## PROBLEM DETAILS
State the count of lines below in which the word "subscript" appears, and add nothing.

## DATA EXTRACT

⁂

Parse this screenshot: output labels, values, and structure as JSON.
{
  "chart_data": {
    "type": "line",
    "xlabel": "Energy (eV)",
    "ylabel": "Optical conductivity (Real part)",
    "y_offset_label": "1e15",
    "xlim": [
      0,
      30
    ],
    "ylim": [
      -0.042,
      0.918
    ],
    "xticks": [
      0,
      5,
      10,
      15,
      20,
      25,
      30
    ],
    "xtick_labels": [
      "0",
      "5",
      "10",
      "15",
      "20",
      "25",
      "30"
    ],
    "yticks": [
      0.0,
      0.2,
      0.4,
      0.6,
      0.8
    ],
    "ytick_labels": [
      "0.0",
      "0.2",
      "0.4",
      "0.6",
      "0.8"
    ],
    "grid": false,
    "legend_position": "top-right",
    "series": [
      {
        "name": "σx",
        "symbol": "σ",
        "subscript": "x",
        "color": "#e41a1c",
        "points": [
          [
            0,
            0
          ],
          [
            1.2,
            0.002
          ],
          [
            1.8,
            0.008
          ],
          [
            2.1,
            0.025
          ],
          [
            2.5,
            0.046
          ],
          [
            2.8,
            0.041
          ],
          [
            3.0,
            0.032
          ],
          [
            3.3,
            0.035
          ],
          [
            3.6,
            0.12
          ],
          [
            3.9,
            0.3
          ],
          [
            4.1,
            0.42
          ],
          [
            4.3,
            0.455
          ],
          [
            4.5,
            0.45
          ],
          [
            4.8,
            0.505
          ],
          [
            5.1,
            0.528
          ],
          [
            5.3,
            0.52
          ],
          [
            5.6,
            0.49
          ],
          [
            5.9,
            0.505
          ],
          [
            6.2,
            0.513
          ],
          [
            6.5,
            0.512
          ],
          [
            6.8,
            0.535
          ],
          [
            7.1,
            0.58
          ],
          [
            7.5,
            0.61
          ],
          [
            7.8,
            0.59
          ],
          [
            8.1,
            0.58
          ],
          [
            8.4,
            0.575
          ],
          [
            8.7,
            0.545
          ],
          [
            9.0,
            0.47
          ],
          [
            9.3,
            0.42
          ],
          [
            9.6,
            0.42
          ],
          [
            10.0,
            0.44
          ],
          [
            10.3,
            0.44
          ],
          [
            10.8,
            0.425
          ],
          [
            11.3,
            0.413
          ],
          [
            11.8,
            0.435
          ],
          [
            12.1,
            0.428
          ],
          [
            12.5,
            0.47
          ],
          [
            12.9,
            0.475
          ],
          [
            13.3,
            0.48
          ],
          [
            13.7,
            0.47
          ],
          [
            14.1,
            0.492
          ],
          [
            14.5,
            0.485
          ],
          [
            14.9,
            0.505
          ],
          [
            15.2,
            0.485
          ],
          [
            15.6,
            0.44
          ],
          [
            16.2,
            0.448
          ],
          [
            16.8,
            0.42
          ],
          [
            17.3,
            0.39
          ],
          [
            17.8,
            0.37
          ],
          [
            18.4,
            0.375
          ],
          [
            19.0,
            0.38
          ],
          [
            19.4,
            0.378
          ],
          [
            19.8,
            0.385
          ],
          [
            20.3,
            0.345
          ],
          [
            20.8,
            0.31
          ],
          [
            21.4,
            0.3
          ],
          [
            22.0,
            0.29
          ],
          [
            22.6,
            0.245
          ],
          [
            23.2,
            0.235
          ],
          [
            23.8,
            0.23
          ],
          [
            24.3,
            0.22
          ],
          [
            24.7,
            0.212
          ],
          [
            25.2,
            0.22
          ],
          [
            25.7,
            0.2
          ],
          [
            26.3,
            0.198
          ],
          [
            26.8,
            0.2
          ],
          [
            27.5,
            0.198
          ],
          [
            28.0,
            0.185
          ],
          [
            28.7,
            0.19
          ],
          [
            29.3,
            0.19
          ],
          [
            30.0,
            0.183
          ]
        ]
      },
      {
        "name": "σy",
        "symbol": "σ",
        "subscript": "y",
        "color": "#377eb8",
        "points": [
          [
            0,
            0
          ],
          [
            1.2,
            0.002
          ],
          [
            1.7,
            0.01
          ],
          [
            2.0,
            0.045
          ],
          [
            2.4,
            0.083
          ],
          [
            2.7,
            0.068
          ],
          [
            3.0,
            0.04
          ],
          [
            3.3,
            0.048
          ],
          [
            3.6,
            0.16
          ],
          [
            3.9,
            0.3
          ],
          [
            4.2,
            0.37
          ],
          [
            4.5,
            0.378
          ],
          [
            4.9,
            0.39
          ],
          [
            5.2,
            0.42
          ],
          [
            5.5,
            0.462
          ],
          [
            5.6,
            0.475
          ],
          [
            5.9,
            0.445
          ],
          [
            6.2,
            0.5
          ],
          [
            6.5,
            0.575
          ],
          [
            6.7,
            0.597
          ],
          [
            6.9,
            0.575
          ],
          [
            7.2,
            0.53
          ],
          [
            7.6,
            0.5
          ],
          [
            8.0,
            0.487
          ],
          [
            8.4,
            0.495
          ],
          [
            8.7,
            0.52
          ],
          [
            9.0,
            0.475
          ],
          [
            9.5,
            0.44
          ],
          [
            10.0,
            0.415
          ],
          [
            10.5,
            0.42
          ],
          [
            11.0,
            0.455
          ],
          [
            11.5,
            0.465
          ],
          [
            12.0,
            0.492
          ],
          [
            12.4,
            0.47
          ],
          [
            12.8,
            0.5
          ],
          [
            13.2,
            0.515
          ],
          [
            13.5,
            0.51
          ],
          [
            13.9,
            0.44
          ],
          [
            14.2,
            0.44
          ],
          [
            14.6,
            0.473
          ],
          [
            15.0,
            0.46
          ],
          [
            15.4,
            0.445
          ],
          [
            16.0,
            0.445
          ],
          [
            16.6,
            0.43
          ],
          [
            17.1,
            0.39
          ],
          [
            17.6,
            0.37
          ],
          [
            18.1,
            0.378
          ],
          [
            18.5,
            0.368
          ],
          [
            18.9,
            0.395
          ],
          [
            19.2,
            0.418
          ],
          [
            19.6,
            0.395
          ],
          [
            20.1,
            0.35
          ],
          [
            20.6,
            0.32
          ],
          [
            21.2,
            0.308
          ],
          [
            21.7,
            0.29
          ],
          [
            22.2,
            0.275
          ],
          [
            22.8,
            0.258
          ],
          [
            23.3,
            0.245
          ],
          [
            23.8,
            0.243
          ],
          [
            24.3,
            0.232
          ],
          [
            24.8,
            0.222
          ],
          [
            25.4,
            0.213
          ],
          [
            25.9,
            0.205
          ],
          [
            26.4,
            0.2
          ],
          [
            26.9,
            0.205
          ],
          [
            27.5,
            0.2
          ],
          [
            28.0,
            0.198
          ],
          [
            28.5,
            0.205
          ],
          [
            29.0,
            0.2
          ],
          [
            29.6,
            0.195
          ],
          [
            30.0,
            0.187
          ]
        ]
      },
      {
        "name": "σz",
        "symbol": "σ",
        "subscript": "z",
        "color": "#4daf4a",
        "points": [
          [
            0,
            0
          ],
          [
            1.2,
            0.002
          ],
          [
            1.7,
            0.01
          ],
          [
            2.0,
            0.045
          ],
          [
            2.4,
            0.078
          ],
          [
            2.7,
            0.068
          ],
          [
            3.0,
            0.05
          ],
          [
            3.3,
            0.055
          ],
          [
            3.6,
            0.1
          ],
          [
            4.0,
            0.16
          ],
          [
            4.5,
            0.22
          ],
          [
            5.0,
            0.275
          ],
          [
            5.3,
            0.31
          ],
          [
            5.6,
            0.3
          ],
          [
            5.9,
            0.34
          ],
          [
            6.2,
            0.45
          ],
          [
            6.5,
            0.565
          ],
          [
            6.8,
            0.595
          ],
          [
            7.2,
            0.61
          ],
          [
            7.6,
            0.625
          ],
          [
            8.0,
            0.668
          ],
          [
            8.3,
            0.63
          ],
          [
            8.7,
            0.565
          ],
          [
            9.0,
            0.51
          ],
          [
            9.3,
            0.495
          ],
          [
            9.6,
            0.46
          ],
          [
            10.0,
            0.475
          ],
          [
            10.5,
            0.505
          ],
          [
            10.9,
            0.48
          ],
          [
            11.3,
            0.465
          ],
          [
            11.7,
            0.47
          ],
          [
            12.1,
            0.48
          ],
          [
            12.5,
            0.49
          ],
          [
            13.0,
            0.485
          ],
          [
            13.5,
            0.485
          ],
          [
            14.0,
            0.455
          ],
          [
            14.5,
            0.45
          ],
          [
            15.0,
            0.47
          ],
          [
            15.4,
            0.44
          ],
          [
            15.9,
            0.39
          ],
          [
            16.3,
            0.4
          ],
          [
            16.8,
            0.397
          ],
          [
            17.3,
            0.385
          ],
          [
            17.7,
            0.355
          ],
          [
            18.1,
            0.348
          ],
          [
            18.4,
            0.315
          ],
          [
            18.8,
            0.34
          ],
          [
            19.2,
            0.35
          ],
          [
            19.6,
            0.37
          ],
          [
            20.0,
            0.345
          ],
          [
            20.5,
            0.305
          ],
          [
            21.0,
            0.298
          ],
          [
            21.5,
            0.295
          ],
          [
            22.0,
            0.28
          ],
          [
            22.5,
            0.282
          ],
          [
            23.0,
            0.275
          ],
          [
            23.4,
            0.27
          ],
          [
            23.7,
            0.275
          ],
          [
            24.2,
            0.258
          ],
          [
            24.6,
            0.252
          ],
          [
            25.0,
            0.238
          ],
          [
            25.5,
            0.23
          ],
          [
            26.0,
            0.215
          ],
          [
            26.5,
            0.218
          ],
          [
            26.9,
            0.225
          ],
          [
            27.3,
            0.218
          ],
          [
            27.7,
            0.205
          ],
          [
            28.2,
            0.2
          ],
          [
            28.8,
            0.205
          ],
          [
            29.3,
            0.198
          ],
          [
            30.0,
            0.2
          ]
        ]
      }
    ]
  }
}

⁂

## FULL ANSWER
3